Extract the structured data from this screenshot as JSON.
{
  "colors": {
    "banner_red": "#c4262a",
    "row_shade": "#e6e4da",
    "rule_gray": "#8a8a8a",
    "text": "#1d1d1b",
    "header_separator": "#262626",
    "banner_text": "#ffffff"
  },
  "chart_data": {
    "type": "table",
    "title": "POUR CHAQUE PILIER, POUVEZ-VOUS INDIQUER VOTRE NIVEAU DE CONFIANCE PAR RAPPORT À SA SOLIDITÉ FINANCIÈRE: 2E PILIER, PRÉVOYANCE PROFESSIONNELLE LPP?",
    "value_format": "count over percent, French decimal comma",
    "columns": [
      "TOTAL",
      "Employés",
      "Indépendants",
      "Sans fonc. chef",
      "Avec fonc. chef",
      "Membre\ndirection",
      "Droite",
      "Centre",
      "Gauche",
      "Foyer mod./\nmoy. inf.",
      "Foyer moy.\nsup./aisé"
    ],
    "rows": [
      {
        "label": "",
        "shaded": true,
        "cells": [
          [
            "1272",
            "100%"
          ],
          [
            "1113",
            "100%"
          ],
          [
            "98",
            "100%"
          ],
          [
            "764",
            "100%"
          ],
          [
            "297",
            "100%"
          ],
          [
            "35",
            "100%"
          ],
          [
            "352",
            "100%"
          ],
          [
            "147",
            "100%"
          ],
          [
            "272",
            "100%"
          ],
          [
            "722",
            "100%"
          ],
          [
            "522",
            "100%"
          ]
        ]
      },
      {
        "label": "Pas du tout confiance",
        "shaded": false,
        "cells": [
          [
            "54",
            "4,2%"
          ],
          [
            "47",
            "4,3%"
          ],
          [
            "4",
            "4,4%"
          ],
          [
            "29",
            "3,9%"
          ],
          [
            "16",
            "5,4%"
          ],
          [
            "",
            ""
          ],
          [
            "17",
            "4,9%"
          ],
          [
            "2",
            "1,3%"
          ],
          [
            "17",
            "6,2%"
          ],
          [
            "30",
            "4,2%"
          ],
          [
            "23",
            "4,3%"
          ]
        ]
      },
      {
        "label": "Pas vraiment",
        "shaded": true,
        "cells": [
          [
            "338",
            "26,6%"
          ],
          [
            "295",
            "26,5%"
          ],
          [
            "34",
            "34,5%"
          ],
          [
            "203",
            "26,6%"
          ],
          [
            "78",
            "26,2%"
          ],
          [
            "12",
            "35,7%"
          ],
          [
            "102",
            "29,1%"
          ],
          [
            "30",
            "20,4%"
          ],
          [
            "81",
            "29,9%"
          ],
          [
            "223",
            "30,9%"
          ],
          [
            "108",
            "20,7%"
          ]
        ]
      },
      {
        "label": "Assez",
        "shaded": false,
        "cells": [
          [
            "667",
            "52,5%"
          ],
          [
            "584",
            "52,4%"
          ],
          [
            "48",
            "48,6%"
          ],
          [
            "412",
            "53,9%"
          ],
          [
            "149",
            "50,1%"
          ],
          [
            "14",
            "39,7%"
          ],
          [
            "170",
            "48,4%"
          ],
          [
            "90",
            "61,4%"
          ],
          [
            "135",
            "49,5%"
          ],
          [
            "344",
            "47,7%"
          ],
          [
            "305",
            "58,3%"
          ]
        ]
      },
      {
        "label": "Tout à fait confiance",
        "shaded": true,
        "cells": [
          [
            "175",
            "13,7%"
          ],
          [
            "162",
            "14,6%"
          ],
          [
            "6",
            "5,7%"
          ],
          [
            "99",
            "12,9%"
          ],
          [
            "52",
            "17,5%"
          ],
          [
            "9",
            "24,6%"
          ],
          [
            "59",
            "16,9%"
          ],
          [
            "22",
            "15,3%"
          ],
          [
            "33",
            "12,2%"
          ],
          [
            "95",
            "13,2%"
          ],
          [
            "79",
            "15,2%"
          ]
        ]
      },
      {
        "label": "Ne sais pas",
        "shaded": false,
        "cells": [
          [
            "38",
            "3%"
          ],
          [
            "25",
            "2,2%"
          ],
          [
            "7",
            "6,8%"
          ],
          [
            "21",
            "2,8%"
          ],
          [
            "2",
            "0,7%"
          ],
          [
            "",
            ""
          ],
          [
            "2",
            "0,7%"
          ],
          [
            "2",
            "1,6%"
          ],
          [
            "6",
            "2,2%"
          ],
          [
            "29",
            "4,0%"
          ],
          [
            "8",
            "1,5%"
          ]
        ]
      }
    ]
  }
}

### Brief
Repeat the data above, word for word.

### Solution to this task
Extract the structured data from this screenshot as JSON.
{
  "colors": {
    "banner_red": "#c4262a",
    "row_shade": "#e6e4da",
    "rule_gray": "#8a8a8a",
    "text": "#1d1d1b",
    "header_separator": "#262626",
    "banner_text": "#ffffff"
  },
  "chart_data": {
    "type": "table",
    "title": "POUR CHAQUE PILIER, POUVEZ-VOUS INDIQUER VOTRE NIVEAU DE CONFIANCE PAR RAPPORT À SA SOLIDITÉ FINANCIÈRE: 2E PILIER, PRÉVOYANCE PROFESSIONNELLE LPP?",
    "value_format": "count over percent, French decimal comma",
    "columns": [
      "TOTAL",
      "Employés",
      "Indépendants",
      "Sans fonc. chef",
      "Avec fonc. chef",
      "Membre\ndirection",
      "Droite",
      "Centre",
      "Gauche",
      "Foyer mod./\nmoy. inf.",
      "Foyer moy.\nsup./aisé"
    ],
    "rows": [
      {
        "label": "",
        "shaded": true,
        "cells": [
          [
            "1272",
            "100%"
          ],
          [
            "1113",
            "100%"
          ],
          [
            "98",
            "100%"
          ],
          [
            "764",
            "100%"
          ],
          [
            "297",
            "100%"
          ],
          [
            "35",
            "100%"
          ],
          [
            "352",
            "100%"
          ],
          [
            "147",
            "100%"
          ],
          [
            "272",
            "100%"
          ],
          [
            "722",
            "100%"
          ],
          [
            "522",
            "100%"
          ]
        ]
      },
      {
        "label": "Pas du tout confiance",
        "shaded": false,
        "cells": [
          [
            "54",
            "4,2%"
          ],
          [
            "47",
            "4,3%"
          ],
          [
            "4",
            "4,4%"
          ],
          [
            "29",
            "3,9%"
          ],
          [
            "16",
            "5,4%"
          ],
          [
            "",
            ""
          ],
          [
            "17",
            "4,9%"
          ],
          [
            "2",
            "1,3%"
          ],
          [
            "17",
            "6,2%"
          ],
          [
            "30",
            "4,2%"
          ],
          [
            "23",
            "4,3%"
          ]
        ]
      },
      {
        "label": "Pas vraiment",
        "shaded": true,
        "cells": [
          [
            "338",
            "26,6%"
          ],
          [
            "295",
            "26,5%"
          ],
          [
            "34",
            "34,5%"
          ],
          [
            "203",
            "26,6%"
          ],
          [
            "78",
            "26,2%"
          ],
          [
            "12",
            "35,7%"
          ],
          [
            "102",
            "29,1%"
          ],
          [
            "30",
            "20,4%"
          ],
          [
            "81",
            "29,9%"
          ],
          [
            "223",
            "30,9%"
          ],
          [
            "108",
            "20,7%"
          ]
        ]
      },
      {
        "label": "Assez",
        "shaded": false,
        "cells": [
          [
            "667",
            "52,5%"
          ],
          [
            "584",
            "52,4%"
          ],
          [
            "48",
            "48,6%"
          ],
          [
            "412",
            "53,9%"
          ],
          [
            "149",
            "50,1%"
          ],
          [
            "14",
            "39,7%"
          ],
          [
            "170",
            "48,4%"
          ],
          [
            "90",
            "61,4%"
          ],
          [
            "135",
            "49,5%"
          ],
          [
            "344",
            "47,7%"
          ],
          [
            "305",
            "58,3%"
          ]
        ]
      },
      {
        "label": "Tout à fait confiance",
        "shaded": true,
        "cells": [
          [
            "175",
            "13,7%"
          ],
          [
            "162",
            "14,6%"
          ],
          [
            "6",
            "5,7%"
          ],
          [
            "99",
            "12,9%"
          ],
          [
            "52",
            "17,5%"
          ],
          [
            "9",
            "24,6%"
          ],
          [
            "59",
            "16,9%"
          ],
          [
            "22",
            "15,3%"
          ],
          [
            "33",
            "12,2%"
          ],
          [
            "95",
            "13,2%"
          ],
          [
            "79",
            "15,2%"
          ]
        ]
      },
      {
        "label": "Ne sais pas",
        "shaded": false,
        "cells": [
          [
            "38",
            "3%"
          ],
          [
            "25",
            "2,2%"
          ],
          [
            "7",
            "6,8%"
          ],
          [
            "21",
            "2,8%"
          ],
          [
            "2",
            "0,7%"
          ],
          [
            "",
            ""
          ],
          [
            "2",
            "0,7%"
          ],
          [
            "2",
            "1,6%"
          ],
          [
            "6",
            "2,2%"
          ],
          [
            "29",
            "4,0%"
          ],
          [
            "8",
            "1,5%"
          ]
        ]
      }
    ]
  }
}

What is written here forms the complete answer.